▸ Task to carry out: Select every line holding the word "services" and copy it.

Rows from a dataset:
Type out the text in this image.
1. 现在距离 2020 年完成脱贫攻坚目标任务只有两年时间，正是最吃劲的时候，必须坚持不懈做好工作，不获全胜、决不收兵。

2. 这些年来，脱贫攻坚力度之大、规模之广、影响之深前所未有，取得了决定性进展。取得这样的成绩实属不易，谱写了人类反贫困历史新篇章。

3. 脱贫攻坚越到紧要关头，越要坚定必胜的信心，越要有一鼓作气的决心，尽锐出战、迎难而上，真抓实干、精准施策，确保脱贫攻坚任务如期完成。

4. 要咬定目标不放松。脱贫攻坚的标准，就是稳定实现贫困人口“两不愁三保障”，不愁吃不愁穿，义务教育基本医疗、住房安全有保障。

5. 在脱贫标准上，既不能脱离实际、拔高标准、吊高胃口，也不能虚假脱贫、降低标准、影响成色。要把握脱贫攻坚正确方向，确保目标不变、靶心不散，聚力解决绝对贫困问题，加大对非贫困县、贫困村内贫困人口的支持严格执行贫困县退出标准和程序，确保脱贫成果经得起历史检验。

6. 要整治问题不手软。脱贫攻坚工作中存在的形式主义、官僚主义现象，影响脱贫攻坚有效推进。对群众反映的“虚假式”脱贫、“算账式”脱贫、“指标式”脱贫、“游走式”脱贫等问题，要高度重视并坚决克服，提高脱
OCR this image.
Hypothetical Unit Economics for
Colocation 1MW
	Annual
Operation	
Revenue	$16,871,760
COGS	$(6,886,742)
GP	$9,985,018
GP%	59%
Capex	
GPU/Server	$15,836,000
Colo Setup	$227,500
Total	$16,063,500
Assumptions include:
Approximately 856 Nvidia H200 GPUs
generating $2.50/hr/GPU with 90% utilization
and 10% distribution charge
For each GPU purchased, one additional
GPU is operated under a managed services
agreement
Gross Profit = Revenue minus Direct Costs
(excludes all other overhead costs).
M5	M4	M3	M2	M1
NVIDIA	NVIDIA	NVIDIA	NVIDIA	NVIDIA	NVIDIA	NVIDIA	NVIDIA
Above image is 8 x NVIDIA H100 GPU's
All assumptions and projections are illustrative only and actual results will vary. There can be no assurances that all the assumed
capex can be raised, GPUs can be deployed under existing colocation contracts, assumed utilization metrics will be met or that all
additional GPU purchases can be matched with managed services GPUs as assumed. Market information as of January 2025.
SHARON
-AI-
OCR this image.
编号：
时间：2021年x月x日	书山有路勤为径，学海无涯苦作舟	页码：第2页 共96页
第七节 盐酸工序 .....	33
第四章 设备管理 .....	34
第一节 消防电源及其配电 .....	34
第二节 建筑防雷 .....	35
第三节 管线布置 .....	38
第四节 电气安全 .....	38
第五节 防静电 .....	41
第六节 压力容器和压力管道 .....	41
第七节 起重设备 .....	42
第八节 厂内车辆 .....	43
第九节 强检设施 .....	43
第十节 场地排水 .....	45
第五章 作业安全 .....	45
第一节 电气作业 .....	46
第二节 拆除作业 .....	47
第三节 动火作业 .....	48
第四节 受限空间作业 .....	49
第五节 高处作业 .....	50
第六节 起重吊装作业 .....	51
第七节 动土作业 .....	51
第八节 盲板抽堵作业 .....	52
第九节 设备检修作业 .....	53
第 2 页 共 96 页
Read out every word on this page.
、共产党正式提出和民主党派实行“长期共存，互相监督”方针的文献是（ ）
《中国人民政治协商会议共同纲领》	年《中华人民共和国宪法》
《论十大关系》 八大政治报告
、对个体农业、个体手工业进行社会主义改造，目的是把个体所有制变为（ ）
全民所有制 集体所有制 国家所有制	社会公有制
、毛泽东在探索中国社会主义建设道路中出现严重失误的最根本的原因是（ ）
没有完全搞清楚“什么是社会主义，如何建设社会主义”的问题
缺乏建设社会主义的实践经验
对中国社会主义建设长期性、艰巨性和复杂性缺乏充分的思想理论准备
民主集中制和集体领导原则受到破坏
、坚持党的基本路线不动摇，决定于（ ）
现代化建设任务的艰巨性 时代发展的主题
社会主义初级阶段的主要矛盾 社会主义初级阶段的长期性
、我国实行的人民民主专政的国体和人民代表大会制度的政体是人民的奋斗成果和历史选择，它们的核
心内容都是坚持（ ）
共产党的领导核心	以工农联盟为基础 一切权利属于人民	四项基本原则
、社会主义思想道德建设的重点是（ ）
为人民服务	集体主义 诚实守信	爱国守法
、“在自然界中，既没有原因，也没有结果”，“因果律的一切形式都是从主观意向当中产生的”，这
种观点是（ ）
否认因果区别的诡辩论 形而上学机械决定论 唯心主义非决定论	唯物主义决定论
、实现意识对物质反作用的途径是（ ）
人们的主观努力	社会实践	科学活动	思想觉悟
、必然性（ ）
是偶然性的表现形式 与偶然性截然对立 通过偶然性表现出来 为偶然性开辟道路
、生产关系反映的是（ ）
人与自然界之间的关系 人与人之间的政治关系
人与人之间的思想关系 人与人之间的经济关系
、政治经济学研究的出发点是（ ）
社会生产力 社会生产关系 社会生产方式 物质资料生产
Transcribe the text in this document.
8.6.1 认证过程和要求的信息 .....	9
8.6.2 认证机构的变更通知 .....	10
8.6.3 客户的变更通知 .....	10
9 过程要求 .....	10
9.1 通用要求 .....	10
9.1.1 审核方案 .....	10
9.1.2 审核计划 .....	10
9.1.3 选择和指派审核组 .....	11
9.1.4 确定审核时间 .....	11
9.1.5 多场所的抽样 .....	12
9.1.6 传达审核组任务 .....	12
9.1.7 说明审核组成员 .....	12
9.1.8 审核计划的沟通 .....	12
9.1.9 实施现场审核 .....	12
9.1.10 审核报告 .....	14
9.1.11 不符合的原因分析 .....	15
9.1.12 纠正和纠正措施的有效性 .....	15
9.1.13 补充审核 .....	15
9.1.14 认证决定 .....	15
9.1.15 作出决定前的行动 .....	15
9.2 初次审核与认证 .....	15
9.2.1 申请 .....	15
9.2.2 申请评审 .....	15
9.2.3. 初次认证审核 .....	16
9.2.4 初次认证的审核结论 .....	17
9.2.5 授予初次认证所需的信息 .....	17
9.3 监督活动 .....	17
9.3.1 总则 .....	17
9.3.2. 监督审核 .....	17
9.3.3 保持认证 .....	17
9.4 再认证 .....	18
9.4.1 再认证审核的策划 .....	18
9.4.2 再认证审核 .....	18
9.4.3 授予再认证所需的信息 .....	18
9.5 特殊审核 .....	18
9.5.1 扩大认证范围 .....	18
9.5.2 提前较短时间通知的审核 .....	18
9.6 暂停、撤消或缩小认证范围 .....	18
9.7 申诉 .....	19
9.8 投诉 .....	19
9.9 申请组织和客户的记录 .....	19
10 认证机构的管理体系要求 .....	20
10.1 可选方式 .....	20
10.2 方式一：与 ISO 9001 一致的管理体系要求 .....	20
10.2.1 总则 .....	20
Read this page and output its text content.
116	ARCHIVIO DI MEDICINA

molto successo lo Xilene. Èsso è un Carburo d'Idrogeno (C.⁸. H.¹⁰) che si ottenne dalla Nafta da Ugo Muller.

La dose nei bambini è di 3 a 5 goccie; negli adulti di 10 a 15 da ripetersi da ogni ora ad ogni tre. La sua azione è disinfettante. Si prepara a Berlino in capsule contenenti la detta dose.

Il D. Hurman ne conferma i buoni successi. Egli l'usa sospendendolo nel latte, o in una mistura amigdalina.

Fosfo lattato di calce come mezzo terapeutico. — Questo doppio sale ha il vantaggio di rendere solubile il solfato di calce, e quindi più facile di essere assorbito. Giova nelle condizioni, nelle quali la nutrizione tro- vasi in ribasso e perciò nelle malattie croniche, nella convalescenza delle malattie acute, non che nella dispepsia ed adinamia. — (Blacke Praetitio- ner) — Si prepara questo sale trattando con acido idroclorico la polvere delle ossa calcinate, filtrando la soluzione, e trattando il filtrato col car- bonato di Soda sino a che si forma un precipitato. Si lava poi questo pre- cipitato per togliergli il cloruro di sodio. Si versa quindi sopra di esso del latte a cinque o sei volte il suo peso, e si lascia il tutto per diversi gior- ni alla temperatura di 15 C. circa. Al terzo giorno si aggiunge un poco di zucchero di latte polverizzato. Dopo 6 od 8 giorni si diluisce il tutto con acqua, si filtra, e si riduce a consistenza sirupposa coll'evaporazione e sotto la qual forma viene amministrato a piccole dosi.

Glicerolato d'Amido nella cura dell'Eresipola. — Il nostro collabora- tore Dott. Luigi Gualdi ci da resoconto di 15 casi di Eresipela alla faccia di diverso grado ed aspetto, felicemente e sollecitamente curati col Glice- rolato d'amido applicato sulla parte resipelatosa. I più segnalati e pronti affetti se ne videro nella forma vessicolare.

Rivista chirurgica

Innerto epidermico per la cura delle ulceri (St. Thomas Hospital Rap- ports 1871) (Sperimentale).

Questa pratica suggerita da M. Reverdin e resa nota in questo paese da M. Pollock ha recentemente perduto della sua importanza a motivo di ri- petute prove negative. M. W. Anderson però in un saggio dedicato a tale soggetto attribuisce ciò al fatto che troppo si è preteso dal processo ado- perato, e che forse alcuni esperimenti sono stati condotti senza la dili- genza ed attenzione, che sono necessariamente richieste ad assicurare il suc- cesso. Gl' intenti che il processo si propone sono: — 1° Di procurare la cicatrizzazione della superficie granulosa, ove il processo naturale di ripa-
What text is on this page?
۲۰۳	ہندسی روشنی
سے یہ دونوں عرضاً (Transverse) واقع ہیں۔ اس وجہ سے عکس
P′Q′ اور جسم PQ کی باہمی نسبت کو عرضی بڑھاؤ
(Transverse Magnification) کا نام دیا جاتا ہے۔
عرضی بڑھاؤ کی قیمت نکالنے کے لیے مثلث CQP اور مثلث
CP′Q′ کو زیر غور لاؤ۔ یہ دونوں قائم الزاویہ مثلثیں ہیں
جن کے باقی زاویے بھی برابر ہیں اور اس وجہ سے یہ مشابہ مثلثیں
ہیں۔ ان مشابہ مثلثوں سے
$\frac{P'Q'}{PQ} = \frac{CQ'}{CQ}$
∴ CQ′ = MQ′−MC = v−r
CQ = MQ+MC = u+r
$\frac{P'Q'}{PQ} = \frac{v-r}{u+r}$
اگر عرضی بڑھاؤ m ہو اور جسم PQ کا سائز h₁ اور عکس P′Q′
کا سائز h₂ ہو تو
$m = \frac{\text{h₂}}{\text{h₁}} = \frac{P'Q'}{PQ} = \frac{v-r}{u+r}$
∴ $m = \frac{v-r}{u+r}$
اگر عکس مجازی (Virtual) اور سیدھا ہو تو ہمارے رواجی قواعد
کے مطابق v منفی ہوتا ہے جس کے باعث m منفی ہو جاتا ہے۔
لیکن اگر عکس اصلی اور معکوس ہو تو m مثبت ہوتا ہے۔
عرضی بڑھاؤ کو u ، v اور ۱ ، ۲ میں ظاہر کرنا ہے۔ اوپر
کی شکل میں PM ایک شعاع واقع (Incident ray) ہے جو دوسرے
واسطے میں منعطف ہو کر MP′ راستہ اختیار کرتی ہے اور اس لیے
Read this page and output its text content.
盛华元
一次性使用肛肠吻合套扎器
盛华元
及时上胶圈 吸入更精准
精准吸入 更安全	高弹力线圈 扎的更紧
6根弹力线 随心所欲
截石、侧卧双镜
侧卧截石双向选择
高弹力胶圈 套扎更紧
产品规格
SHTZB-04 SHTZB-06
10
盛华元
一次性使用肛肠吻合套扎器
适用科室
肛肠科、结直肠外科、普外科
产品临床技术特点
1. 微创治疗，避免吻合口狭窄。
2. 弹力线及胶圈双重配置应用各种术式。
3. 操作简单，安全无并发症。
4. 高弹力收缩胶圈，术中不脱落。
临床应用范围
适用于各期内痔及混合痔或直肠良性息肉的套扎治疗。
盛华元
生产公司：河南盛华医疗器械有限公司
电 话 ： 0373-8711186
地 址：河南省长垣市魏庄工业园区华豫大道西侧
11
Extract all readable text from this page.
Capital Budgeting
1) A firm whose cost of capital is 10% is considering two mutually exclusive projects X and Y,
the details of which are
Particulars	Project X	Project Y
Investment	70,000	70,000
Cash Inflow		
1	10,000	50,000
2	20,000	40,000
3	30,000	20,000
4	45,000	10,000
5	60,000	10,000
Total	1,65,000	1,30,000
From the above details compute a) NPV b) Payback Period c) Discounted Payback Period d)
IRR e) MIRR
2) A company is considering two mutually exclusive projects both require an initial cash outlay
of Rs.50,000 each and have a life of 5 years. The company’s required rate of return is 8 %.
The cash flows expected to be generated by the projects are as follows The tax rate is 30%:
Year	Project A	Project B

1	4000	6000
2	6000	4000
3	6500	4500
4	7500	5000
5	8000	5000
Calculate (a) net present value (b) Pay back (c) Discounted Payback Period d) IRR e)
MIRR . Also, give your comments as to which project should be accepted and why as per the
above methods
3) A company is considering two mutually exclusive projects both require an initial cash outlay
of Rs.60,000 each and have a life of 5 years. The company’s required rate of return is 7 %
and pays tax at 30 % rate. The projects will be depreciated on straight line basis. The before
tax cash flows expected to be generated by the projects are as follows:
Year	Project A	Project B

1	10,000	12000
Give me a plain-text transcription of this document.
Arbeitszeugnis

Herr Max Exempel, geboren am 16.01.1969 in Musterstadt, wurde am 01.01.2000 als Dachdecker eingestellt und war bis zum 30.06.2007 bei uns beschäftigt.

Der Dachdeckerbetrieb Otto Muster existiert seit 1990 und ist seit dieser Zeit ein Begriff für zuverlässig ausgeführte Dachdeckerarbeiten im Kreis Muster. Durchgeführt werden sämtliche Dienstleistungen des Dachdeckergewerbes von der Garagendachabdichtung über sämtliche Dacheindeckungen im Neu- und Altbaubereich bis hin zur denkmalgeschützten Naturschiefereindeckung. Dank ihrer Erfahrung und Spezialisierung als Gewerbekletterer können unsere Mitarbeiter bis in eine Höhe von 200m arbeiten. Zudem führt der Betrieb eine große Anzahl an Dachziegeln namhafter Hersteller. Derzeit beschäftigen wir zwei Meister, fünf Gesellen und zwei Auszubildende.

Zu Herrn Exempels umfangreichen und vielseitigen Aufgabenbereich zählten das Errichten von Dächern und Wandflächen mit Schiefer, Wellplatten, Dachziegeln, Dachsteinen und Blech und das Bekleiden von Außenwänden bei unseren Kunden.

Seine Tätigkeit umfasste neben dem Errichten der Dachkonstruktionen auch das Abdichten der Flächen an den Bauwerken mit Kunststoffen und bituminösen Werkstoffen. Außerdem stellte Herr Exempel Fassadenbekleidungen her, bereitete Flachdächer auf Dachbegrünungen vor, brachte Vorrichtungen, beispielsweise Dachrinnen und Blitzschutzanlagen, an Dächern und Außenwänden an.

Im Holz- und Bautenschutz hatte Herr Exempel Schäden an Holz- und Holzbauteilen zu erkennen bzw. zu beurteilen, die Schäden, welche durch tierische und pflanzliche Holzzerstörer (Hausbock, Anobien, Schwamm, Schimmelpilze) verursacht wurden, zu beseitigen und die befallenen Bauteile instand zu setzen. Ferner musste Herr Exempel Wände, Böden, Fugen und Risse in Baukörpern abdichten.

▸ Written answer:
GPU is operated under a managed services
additional GPU purchases can be matched with managed services GPUs as assumed. Market information as of January 2025.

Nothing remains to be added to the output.